> Requirements
Under this task are some entries; return every one of them exactly.

>>>>

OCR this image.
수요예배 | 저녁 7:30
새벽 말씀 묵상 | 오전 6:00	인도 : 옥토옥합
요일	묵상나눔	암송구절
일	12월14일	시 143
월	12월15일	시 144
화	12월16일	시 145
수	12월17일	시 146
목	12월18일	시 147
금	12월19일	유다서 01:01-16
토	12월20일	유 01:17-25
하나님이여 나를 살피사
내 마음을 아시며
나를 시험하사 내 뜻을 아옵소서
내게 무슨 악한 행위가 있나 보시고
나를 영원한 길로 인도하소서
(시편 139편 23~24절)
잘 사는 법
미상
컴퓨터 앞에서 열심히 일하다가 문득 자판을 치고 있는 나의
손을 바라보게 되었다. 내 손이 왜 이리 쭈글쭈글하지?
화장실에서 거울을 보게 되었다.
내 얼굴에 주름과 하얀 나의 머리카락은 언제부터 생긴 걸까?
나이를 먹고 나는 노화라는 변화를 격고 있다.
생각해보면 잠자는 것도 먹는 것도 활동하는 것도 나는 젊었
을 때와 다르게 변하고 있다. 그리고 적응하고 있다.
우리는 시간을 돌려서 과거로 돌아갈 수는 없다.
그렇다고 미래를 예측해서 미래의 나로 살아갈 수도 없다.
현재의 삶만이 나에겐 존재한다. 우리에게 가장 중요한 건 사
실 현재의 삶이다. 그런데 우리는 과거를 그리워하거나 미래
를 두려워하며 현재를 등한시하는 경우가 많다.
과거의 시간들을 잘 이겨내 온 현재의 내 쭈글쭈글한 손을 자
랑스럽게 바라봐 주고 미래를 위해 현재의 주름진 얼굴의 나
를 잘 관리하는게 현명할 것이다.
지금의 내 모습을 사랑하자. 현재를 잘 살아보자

<<<<

> Result
OCR this image.
수요예배 | 저녁 7:30
새벽 말씀 묵상 | 오전 6:00	인도 : 옥토옥합
요일	묵상나눔	암송구절
일	12월14일	시 143
월	12월15일	시 144
화	12월16일	시 145
수	12월17일	시 146
목	12월18일	시 147
금	12월19일	유다서 01:01-16
토	12월20일	유 01:17-25
하나님이여 나를 살피사
내 마음을 아시며
나를 시험하사 내 뜻을 아옵소서
내게 무슨 악한 행위가 있나 보시고
나를 영원한 길로 인도하소서
(시편 139편 23~24절)
잘 사는 법
미상
컴퓨터 앞에서 열심히 일하다가 문득 자판을 치고 있는 나의
손을 바라보게 되었다. 내 손이 왜 이리 쭈글쭈글하지?
화장실에서 거울을 보게 되었다.
내 얼굴에 주름과 하얀 나의 머리카락은 언제부터 생긴 걸까?
나이를 먹고 나는 노화라는 변화를 격고 있다.
생각해보면 잠자는 것도 먹는 것도 활동하는 것도 나는 젊었
을 때와 다르게 변하고 있다. 그리고 적응하고 있다.
우리는 시간을 돌려서 과거로 돌아갈 수는 없다.
그렇다고 미래를 예측해서 미래의 나로 살아갈 수도 없다.
현재의 삶만이 나에겐 존재한다. 우리에게 가장 중요한 건 사
실 현재의 삶이다. 그런데 우리는 과거를 그리워하거나 미래
를 두려워하며 현재를 등한시하는 경우가 많다.
과거의 시간들을 잘 이겨내 온 현재의 내 쭈글쭈글한 손을 자
랑스럽게 바라봐 주고 미래를 위해 현재의 주름진 얼굴의 나
를 잘 관리하는게 현명할 것이다.
지금의 내 모습을 사랑하자. 현재를 잘 살아보자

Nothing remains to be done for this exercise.